[[ Dataset content, beginning ]]

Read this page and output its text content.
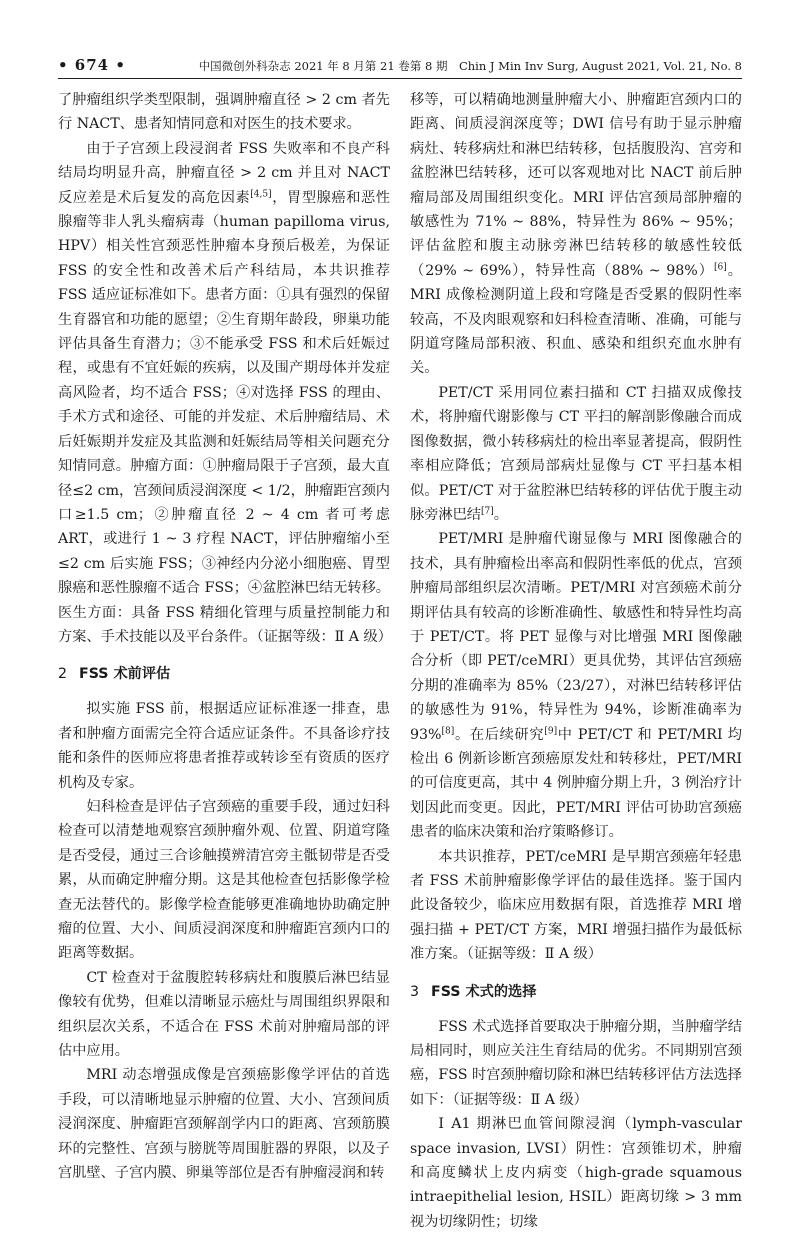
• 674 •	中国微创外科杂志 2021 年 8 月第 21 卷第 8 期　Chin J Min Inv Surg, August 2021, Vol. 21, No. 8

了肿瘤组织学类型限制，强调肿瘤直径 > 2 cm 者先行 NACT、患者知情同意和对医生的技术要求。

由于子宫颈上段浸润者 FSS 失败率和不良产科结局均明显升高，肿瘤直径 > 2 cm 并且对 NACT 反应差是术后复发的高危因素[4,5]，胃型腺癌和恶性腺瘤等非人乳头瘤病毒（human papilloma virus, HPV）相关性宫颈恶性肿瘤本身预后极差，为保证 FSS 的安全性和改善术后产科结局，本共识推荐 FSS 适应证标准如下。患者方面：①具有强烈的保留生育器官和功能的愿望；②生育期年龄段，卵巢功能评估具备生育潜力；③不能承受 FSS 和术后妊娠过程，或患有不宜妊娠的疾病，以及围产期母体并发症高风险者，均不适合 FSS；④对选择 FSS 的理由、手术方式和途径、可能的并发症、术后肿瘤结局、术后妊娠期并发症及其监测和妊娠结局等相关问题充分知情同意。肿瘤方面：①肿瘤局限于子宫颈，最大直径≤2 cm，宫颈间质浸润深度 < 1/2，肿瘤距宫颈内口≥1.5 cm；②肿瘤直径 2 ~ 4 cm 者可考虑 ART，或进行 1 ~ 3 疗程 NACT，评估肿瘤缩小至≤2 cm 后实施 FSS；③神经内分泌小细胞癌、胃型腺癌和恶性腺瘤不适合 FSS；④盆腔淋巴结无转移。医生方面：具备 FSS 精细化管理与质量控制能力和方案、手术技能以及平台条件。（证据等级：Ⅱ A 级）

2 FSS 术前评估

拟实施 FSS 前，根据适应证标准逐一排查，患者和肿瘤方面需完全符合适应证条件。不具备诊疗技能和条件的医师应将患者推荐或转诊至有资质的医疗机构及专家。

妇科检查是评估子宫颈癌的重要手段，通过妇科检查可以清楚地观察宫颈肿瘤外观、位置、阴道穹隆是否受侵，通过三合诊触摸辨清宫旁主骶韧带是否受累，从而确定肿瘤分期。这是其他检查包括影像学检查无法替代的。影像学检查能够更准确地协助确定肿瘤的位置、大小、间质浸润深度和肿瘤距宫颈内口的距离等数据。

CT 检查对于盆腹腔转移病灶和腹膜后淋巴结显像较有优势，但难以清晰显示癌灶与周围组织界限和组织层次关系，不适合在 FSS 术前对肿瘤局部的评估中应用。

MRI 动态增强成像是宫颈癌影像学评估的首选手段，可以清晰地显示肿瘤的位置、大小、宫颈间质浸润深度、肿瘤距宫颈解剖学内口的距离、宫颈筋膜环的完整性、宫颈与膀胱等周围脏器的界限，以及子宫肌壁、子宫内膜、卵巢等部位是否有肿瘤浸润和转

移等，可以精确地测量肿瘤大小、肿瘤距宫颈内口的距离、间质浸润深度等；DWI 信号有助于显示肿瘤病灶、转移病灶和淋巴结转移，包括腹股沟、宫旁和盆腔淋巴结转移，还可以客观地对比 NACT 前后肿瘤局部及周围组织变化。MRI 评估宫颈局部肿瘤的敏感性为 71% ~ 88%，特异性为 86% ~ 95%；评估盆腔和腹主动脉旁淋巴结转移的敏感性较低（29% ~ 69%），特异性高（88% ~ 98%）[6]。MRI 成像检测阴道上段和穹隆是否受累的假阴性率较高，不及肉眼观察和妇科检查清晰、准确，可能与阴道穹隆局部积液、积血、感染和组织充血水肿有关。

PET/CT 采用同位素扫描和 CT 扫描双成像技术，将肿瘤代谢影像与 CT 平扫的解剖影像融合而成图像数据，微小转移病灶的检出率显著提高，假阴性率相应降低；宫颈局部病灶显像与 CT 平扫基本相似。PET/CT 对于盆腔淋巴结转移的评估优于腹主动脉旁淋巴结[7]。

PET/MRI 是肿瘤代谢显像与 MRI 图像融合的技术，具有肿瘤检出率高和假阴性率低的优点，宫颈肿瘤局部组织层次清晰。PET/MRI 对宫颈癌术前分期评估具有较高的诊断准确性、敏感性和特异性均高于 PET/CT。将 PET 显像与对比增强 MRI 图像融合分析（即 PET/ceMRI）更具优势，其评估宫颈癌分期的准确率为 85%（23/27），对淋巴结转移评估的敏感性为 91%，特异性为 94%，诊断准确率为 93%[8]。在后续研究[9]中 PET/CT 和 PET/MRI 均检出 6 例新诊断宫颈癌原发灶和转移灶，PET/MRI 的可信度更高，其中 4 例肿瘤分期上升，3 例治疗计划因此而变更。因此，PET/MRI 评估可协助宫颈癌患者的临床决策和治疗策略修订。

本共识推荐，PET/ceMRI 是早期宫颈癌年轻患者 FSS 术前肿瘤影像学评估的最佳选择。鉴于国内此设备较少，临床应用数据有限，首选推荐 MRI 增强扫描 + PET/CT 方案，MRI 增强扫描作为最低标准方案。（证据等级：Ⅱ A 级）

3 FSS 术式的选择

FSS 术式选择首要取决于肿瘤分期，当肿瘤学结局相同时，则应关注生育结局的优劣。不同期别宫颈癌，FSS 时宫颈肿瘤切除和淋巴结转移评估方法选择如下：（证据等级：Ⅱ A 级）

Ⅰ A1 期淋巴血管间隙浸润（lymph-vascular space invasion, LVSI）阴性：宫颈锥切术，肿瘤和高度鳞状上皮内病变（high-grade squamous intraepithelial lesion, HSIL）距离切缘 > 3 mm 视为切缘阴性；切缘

[[ Dataset content, end ]]

* [Instructions to follow]
Verbatim copy without images: write the records above out in full.

* [Solution to this exercise]
Read this page and output its text content.
• 674 •	中国微创外科杂志 2021 年 8 月第 21 卷第 8 期　Chin J Min Inv Surg, August 2021, Vol. 21, No. 8

了肿瘤组织学类型限制，强调肿瘤直径 > 2 cm 者先行 NACT、患者知情同意和对医生的技术要求。

由于子宫颈上段浸润者 FSS 失败率和不良产科结局均明显升高，肿瘤直径 > 2 cm 并且对 NACT 反应差是术后复发的高危因素[4,5]，胃型腺癌和恶性腺瘤等非人乳头瘤病毒（human papilloma virus, HPV）相关性宫颈恶性肿瘤本身预后极差，为保证 FSS 的安全性和改善术后产科结局，本共识推荐 FSS 适应证标准如下。患者方面：①具有强烈的保留生育器官和功能的愿望；②生育期年龄段，卵巢功能评估具备生育潜力；③不能承受 FSS 和术后妊娠过程，或患有不宜妊娠的疾病，以及围产期母体并发症高风险者，均不适合 FSS；④对选择 FSS 的理由、手术方式和途径、可能的并发症、术后肿瘤结局、术后妊娠期并发症及其监测和妊娠结局等相关问题充分知情同意。肿瘤方面：①肿瘤局限于子宫颈，最大直径≤2 cm，宫颈间质浸润深度 < 1/2，肿瘤距宫颈内口≥1.5 cm；②肿瘤直径 2 ~ 4 cm 者可考虑 ART，或进行 1 ~ 3 疗程 NACT，评估肿瘤缩小至≤2 cm 后实施 FSS；③神经内分泌小细胞癌、胃型腺癌和恶性腺瘤不适合 FSS；④盆腔淋巴结无转移。医生方面：具备 FSS 精细化管理与质量控制能力和方案、手术技能以及平台条件。（证据等级：Ⅱ A 级）

2 FSS 术前评估

拟实施 FSS 前，根据适应证标准逐一排查，患者和肿瘤方面需完全符合适应证条件。不具备诊疗技能和条件的医师应将患者推荐或转诊至有资质的医疗机构及专家。

妇科检查是评估子宫颈癌的重要手段，通过妇科检查可以清楚地观察宫颈肿瘤外观、位置、阴道穹隆是否受侵，通过三合诊触摸辨清宫旁主骶韧带是否受累，从而确定肿瘤分期。这是其他检查包括影像学检查无法替代的。影像学检查能够更准确地协助确定肿瘤的位置、大小、间质浸润深度和肿瘤距宫颈内口的距离等数据。

CT 检查对于盆腹腔转移病灶和腹膜后淋巴结显像较有优势，但难以清晰显示癌灶与周围组织界限和组织层次关系，不适合在 FSS 术前对肿瘤局部的评估中应用。

MRI 动态增强成像是宫颈癌影像学评估的首选手段，可以清晰地显示肿瘤的位置、大小、宫颈间质浸润深度、肿瘤距宫颈解剖学内口的距离、宫颈筋膜环的完整性、宫颈与膀胱等周围脏器的界限，以及子宫肌壁、子宫内膜、卵巢等部位是否有肿瘤浸润和转

移等，可以精确地测量肿瘤大小、肿瘤距宫颈内口的距离、间质浸润深度等；DWI 信号有助于显示肿瘤病灶、转移病灶和淋巴结转移，包括腹股沟、宫旁和盆腔淋巴结转移，还可以客观地对比 NACT 前后肿瘤局部及周围组织变化。MRI 评估宫颈局部肿瘤的敏感性为 71% ~ 88%，特异性为 86% ~ 95%；评估盆腔和腹主动脉旁淋巴结转移的敏感性较低（29% ~ 69%），特异性高（88% ~ 98%）[6]。MRI 成像检测阴道上段和穹隆是否受累的假阴性率较高，不及肉眼观察和妇科检查清晰、准确，可能与阴道穹隆局部积液、积血、感染和组织充血水肿有关。

PET/CT 采用同位素扫描和 CT 扫描双成像技术，将肿瘤代谢影像与 CT 平扫的解剖影像融合而成图像数据，微小转移病灶的检出率显著提高，假阴性率相应降低；宫颈局部病灶显像与 CT 平扫基本相似。PET/CT 对于盆腔淋巴结转移的评估优于腹主动脉旁淋巴结[7]。

PET/MRI 是肿瘤代谢显像与 MRI 图像融合的技术，具有肿瘤检出率高和假阴性率低的优点，宫颈肿瘤局部组织层次清晰。PET/MRI 对宫颈癌术前分期评估具有较高的诊断准确性、敏感性和特异性均高于 PET/CT。将 PET 显像与对比增强 MRI 图像融合分析（即 PET/ceMRI）更具优势，其评估宫颈癌分期的准确率为 85%（23/27），对淋巴结转移评估的敏感性为 91%，特异性为 94%，诊断准确率为 93%[8]。在后续研究[9]中 PET/CT 和 PET/MRI 均检出 6 例新诊断宫颈癌原发灶和转移灶，PET/MRI 的可信度更高，其中 4 例肿瘤分期上升，3 例治疗计划因此而变更。因此，PET/MRI 评估可协助宫颈癌患者的临床决策和治疗策略修订。

本共识推荐，PET/ceMRI 是早期宫颈癌年轻患者 FSS 术前肿瘤影像学评估的最佳选择。鉴于国内此设备较少，临床应用数据有限，首选推荐 MRI 增强扫描 + PET/CT 方案，MRI 增强扫描作为最低标准方案。（证据等级：Ⅱ A 级）

3 FSS 术式的选择

FSS 术式选择首要取决于肿瘤分期，当肿瘤学结局相同时，则应关注生育结局的优劣。不同期别宫颈癌，FSS 时宫颈肿瘤切除和淋巴结转移评估方法选择如下：（证据等级：Ⅱ A 级）

Ⅰ A1 期淋巴血管间隙浸润（lymph-vascular space invasion, LVSI）阴性：宫颈锥切术，肿瘤和高度鳞状上皮内病变（high-grade squamous intraepithelial lesion, HSIL）距离切缘 > 3 mm 视为切缘阴性；切缘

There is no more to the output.